**Stated task:**
The data below should be restated word for word, with every picture omitted.
----
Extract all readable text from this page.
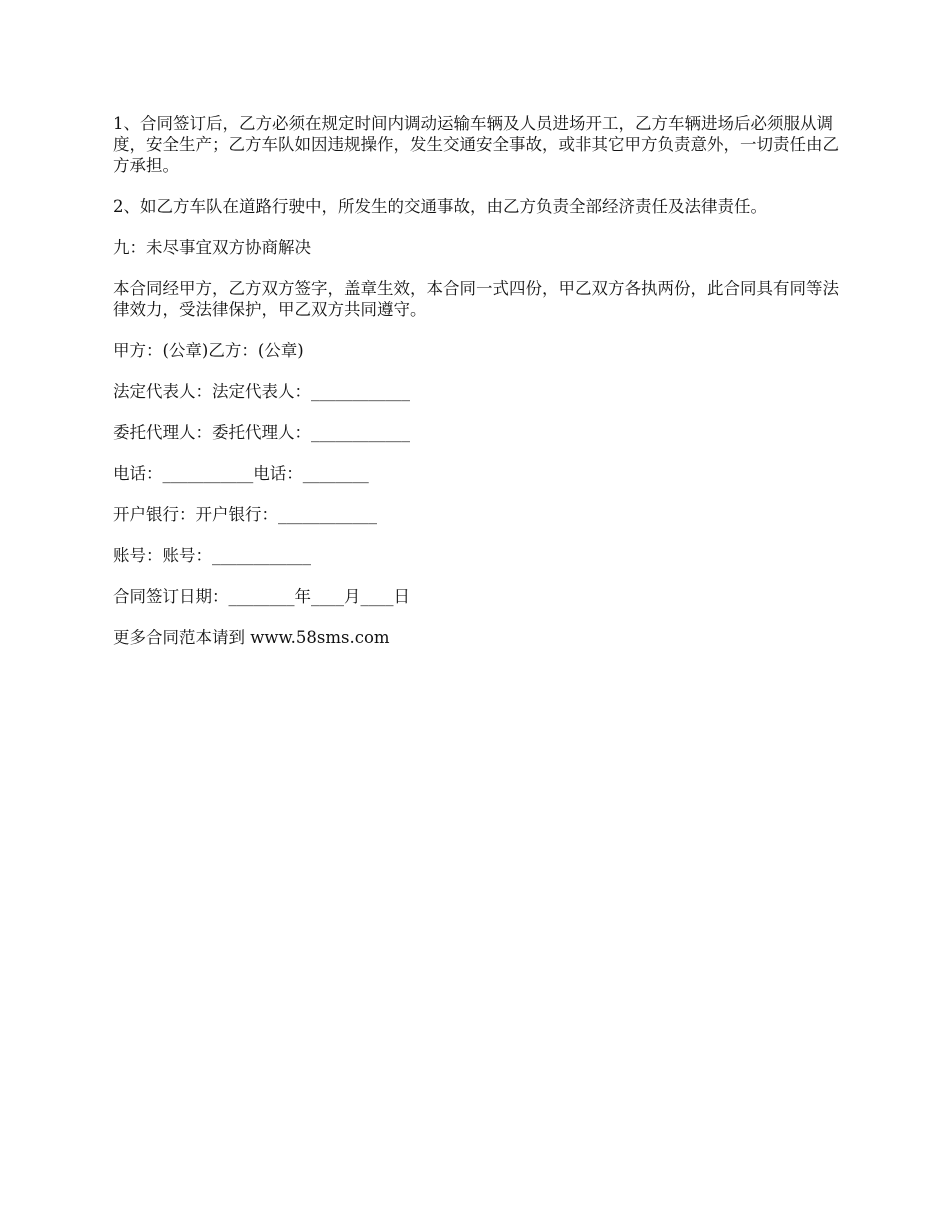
1、合同签订后，乙方必须在规定时间内调动运输车辆及人员进场开工，乙方车辆进场后必须服从调度，安全生产；乙方车队如因违规操作，发生交通安全事故，或非其它甲方负责意外，一切责任由乙方承担。

2、如乙方车队在道路行驶中，所发生的交通事故，由乙方负责全部经济责任及法律责任。

九：未尽事宜双方协商解决

本合同经甲方，乙方双方签字，盖章生效，本合同一式四份，甲乙双方各执两份，此合同具有同等法律效力，受法律保护，甲乙双方共同遵守。

甲方：(公章)乙方：(公章)

法定代表人：法定代表人：____________

委托代理人：委托代理人：____________

电话：___________电话：________

开户银行：开户银行：____________

账号：账号：____________

合同签订日期：________年____月____日

更多合同范本请到 www.58sms.com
----
**Correct answer:**
Extract all readable text from this page.
1、合同签订后，乙方必须在规定时间内调动运输车辆及人员进场开工，乙方车辆进场后必须服从调度，安全生产；乙方车队如因违规操作，发生交通安全事故，或非其它甲方负责意外，一切责任由乙方承担。

2、如乙方车队在道路行驶中，所发生的交通事故，由乙方负责全部经济责任及法律责任。

九：未尽事宜双方协商解决

本合同经甲方，乙方双方签字，盖章生效，本合同一式四份，甲乙双方各执两份，此合同具有同等法律效力，受法律保护，甲乙双方共同遵守。

甲方：(公章)乙方：(公章)

法定代表人：法定代表人：____________

委托代理人：委托代理人：____________

电话：___________电话：________

开户银行：开户银行：____________

账号：账号：____________

合同签订日期：________年____月____日

更多合同范本请到 www.58sms.com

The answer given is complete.